* _Task requirements_: Return a copy of every line in the records that includes the word "dead".
=-=-=-=-=
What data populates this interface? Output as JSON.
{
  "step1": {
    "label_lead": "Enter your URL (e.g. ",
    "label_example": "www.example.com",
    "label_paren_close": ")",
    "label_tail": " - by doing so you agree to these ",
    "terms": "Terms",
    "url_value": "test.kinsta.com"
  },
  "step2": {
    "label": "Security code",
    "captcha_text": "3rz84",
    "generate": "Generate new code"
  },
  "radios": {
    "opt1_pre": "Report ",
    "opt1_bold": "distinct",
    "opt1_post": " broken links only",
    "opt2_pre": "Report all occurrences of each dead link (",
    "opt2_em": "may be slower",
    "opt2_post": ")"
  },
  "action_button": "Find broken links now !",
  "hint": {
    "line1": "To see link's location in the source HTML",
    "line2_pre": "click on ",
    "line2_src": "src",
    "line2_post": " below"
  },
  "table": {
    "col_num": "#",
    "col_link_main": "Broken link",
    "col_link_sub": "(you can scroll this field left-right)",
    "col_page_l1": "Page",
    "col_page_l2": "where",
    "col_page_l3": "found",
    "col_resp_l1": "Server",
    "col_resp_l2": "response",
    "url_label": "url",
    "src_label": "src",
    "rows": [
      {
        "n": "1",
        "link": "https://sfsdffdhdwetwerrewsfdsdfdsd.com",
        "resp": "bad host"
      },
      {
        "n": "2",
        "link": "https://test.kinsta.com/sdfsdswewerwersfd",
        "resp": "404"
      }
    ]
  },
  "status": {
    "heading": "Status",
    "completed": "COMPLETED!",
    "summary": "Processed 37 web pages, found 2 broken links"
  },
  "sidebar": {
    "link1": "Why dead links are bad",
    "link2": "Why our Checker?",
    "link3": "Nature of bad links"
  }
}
=-=-=-=-=
* _Response to the task_:
    "opt2_pre": "Report all occurrences of each dead link (",
    "link1": "Why dead links are bad",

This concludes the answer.